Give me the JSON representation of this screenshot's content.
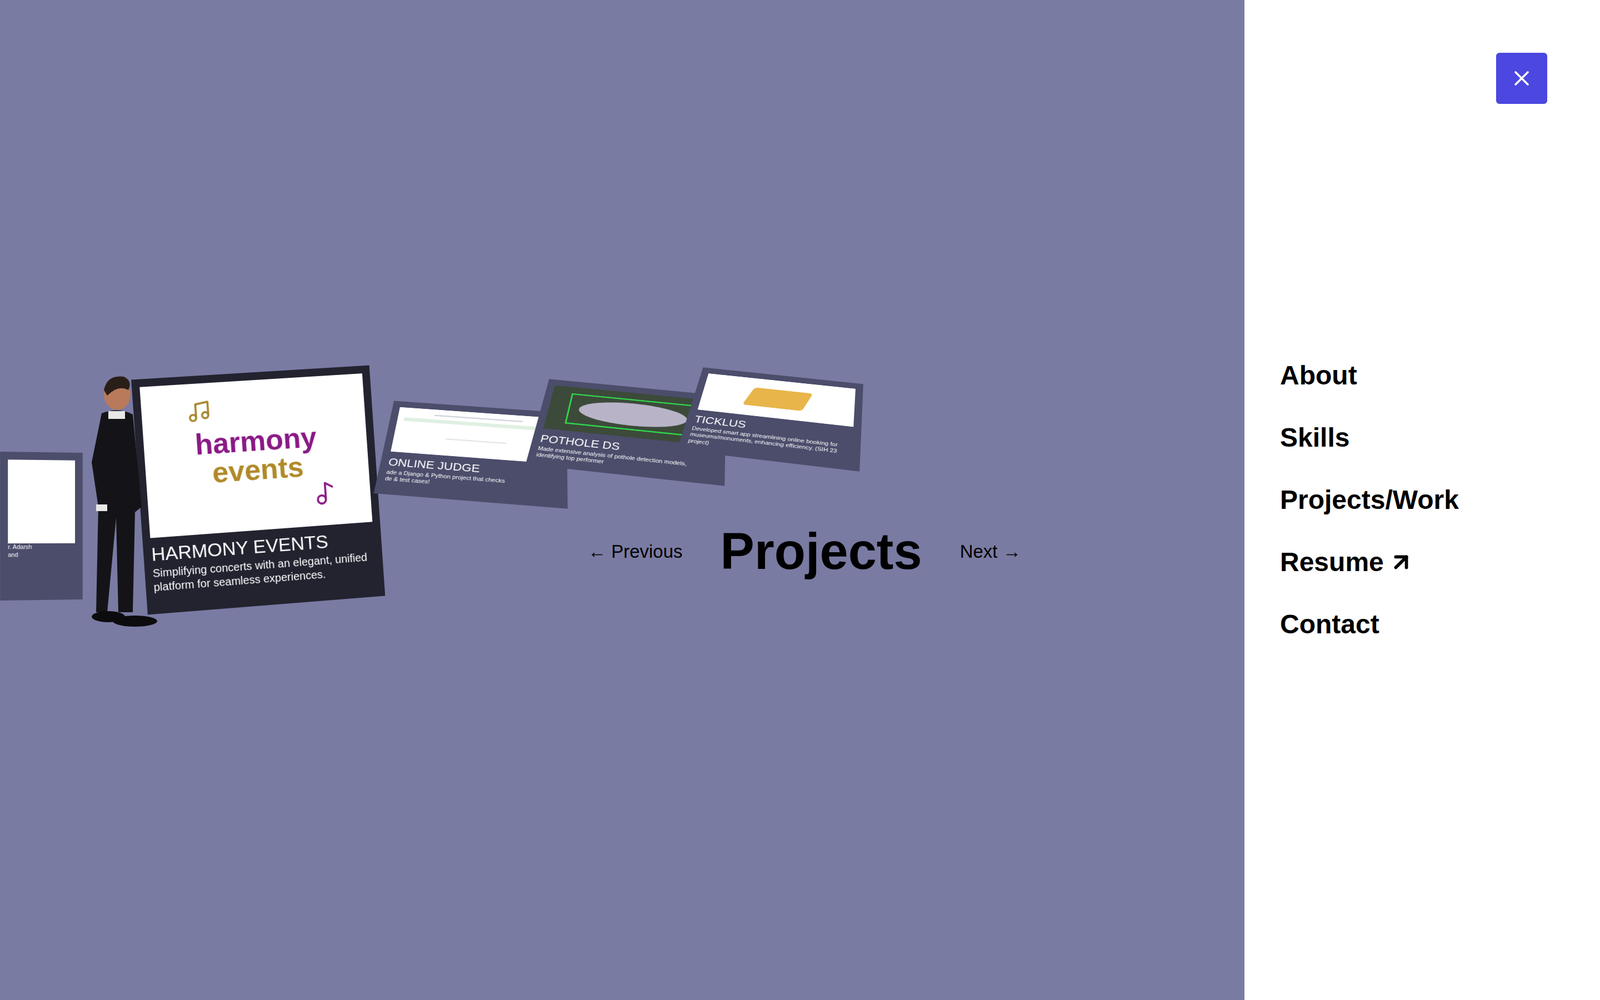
{
  "nav": {
    "previous": "← Previous",
    "title": "Projects",
    "next": "Next →"
  },
  "projects": [
    {
      "kind": "blank",
      "title": "",
      "description": "r. Adarsh\nand",
      "focused": false
    },
    {
      "kind": "logo",
      "logo": [
        "harmony",
        "events"
      ],
      "title": "HARMONY EVENTS",
      "description": "Simplifying concerts with an elegant, unified platform for seamless experiences.",
      "focused": true
    },
    {
      "kind": "screen",
      "title": "ONLINE JUDGE",
      "description": "ade a Django & Python project that checks\nde & test cases!",
      "focused": false
    },
    {
      "kind": "photo",
      "title": "POTHOLE DS",
      "description": "Made extensive analysis of pothole detection models, identifying top performer",
      "focused": false
    },
    {
      "kind": "object",
      "title": "TICKLUS",
      "description": "Developed smart app streamlining online booking for museums/monuments, enhancing efficiency. (SIH 23 project)",
      "focused": false
    }
  ],
  "menu": [
    {
      "label": "About",
      "external": false
    },
    {
      "label": "Skills",
      "external": false
    },
    {
      "label": "Projects/Work",
      "external": false
    },
    {
      "label": "Resume",
      "external": true
    },
    {
      "label": "Contact",
      "external": false
    }
  ]
}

================================

### PROBLEM DESCRIPTION
Give only the number of lines in the entries above that contain the string "title".

### THE COMPLETED TASK
6